[EXERCISE DIRECTIONS]
In the listing below, identify each line with the word "нояб" and return those lines.

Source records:
****************

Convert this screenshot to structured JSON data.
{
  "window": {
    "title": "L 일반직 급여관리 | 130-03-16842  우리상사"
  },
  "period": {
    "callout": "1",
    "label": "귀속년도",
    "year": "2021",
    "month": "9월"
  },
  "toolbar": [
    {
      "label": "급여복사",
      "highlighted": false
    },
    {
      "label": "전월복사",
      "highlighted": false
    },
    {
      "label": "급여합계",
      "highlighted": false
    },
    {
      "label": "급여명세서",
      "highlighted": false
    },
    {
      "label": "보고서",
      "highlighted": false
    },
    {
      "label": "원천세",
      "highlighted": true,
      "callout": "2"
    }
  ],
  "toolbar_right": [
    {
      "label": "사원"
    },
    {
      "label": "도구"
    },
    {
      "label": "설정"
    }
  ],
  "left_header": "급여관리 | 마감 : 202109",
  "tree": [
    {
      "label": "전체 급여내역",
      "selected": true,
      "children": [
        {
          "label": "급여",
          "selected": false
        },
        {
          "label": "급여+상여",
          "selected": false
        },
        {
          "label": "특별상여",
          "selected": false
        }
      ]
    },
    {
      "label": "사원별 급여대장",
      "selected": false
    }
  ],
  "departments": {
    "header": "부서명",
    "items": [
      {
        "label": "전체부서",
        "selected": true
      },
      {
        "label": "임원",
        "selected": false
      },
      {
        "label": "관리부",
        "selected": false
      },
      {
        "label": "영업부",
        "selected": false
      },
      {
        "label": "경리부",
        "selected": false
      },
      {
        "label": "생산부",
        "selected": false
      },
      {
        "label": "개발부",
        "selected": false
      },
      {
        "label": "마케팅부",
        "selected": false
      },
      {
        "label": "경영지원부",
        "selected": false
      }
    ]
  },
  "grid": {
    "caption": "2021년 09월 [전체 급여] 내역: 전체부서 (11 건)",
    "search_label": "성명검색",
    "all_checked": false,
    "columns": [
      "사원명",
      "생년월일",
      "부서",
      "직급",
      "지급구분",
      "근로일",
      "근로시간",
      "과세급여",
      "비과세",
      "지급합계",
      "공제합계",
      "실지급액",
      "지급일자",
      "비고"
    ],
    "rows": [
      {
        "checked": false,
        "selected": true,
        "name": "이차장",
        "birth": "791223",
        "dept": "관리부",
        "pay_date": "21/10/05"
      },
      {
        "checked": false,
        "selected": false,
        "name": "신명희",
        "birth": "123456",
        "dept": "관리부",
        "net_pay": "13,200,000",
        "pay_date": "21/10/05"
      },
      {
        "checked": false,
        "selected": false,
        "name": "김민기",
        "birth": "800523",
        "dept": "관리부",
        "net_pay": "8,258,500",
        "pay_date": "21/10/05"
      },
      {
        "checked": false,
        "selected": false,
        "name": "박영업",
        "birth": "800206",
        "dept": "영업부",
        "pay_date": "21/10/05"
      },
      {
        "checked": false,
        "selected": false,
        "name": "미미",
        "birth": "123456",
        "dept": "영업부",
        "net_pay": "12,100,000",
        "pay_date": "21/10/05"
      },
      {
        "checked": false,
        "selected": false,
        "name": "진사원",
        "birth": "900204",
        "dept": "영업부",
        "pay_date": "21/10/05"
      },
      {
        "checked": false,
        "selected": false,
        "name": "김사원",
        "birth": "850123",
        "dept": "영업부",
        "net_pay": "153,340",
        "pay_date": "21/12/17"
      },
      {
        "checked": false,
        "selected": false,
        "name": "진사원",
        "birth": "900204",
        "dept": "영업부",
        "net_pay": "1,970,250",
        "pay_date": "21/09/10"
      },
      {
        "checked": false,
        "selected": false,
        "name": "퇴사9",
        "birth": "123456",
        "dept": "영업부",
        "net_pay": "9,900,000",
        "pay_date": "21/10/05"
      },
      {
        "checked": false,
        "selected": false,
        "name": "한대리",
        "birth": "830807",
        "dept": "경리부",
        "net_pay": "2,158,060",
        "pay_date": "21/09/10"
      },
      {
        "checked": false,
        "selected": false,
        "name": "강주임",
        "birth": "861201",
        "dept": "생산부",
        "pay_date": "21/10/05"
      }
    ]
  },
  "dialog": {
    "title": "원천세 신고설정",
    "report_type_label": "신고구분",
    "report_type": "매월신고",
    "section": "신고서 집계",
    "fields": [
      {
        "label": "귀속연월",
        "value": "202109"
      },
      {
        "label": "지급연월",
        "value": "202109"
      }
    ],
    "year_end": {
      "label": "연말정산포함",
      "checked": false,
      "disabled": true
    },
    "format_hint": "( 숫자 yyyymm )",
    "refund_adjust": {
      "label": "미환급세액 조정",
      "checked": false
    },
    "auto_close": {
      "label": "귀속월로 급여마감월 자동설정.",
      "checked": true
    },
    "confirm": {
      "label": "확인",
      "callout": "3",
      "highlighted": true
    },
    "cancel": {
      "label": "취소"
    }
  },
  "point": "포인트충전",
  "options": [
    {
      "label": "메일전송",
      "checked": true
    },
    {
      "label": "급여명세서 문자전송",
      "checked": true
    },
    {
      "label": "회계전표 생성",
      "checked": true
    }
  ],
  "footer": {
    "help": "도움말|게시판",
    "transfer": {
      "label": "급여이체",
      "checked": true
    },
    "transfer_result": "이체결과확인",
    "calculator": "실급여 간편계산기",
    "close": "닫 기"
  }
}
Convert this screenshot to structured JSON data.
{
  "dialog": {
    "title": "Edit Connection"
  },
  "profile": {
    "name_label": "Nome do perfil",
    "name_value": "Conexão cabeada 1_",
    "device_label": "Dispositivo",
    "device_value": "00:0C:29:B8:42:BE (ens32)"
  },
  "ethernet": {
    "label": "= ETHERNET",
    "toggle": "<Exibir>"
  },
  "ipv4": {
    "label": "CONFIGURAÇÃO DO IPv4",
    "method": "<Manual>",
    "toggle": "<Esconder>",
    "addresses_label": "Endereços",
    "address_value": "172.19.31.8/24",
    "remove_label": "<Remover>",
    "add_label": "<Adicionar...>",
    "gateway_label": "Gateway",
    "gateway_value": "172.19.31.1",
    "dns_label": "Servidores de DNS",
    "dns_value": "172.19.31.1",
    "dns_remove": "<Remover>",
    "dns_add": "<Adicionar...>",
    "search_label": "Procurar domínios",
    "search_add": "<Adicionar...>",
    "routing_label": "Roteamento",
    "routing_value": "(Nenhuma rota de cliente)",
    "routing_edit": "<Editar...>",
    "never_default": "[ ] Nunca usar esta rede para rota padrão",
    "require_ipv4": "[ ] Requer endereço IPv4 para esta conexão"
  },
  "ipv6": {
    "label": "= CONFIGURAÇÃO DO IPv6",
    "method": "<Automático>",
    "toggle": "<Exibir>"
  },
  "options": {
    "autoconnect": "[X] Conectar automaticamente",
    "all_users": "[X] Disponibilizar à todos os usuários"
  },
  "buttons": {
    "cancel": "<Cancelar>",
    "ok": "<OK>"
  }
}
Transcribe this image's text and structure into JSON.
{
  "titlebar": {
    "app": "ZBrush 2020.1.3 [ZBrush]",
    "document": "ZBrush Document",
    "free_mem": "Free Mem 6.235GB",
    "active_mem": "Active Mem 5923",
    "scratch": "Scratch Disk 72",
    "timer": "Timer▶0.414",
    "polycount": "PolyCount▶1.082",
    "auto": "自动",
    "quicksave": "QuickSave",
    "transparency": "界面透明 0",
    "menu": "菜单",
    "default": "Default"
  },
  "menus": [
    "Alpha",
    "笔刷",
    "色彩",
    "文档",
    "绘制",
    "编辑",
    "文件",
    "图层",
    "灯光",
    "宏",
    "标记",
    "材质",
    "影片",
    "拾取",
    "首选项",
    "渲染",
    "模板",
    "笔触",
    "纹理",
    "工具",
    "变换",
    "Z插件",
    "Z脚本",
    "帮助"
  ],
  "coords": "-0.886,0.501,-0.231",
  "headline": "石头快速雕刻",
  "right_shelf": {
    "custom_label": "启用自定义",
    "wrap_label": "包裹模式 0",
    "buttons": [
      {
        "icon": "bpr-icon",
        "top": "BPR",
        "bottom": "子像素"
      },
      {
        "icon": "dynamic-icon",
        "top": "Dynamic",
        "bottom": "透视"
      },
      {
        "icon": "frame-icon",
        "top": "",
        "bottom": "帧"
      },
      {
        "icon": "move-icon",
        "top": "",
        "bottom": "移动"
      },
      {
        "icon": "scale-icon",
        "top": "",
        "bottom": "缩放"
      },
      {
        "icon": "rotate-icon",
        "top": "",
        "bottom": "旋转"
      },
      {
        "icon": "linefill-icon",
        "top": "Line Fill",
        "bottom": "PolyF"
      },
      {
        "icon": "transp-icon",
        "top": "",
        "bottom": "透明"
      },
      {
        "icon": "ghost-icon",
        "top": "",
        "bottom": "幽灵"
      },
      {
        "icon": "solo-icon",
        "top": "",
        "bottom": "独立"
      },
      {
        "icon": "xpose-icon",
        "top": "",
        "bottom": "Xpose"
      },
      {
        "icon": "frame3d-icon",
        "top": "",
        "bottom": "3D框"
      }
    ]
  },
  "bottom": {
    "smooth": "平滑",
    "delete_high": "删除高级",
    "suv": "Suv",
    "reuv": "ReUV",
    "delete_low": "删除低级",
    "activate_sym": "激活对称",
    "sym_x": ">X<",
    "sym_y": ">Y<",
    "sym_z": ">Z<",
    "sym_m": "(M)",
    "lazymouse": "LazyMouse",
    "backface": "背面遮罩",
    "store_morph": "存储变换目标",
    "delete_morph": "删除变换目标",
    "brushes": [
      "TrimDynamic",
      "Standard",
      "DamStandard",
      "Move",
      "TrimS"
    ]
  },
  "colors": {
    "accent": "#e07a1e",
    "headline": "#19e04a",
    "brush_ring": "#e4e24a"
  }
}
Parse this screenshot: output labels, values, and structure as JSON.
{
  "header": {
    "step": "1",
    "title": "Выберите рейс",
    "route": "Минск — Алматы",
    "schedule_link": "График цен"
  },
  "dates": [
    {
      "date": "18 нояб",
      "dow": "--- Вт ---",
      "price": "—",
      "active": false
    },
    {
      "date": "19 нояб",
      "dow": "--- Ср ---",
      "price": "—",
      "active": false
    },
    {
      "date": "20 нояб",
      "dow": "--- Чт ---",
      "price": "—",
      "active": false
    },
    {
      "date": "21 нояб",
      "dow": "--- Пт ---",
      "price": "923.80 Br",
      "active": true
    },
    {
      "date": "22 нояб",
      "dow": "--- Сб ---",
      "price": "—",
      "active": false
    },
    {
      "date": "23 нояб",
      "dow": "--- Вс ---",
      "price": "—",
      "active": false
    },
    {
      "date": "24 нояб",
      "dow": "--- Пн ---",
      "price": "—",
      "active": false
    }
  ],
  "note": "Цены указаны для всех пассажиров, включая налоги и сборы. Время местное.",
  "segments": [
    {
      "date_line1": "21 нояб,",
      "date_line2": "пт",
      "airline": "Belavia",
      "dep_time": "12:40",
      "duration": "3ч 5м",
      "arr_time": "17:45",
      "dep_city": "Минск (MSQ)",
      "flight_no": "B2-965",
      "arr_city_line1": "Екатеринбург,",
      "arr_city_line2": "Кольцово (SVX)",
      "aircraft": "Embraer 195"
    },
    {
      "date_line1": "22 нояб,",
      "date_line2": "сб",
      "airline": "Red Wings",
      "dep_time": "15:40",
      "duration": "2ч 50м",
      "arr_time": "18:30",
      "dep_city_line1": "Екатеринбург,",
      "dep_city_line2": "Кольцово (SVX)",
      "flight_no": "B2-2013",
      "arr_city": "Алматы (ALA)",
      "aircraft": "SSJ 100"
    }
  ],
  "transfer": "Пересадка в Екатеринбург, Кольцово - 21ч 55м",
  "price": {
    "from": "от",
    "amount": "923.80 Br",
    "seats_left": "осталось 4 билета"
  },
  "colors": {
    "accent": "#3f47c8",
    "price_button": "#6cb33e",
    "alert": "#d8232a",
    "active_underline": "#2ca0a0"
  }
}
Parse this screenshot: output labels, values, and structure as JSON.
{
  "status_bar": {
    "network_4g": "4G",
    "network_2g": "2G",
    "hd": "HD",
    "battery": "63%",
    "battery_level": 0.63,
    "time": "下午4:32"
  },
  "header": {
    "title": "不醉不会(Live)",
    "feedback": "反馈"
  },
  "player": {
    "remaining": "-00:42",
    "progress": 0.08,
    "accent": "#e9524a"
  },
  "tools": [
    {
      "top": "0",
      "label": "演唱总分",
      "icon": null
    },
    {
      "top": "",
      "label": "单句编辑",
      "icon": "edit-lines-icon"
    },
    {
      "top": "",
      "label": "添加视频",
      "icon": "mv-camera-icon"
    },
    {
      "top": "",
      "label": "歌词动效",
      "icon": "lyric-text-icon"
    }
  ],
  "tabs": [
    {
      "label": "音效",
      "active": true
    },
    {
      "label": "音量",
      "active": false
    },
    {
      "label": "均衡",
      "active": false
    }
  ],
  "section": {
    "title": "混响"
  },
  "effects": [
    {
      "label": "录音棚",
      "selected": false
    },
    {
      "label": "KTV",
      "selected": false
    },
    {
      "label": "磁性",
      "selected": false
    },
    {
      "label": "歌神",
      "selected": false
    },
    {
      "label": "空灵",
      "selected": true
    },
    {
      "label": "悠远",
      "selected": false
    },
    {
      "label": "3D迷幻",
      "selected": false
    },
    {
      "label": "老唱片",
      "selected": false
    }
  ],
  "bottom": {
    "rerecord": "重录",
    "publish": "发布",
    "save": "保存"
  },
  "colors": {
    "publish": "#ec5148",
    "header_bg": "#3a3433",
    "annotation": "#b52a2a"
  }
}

****************

[OUTPUT FOR THIS EXERCISE]
      "date": "18 нояб",
      "date": "19 нояб",
      "date": "20 нояб",
      "date": "21 нояб",
      "date": "22 нояб",
      "date": "23 нояб",
      "date": "24 нояб",
      "date_line1": "21 нояб,",
      "date_line1": "22 нояб,",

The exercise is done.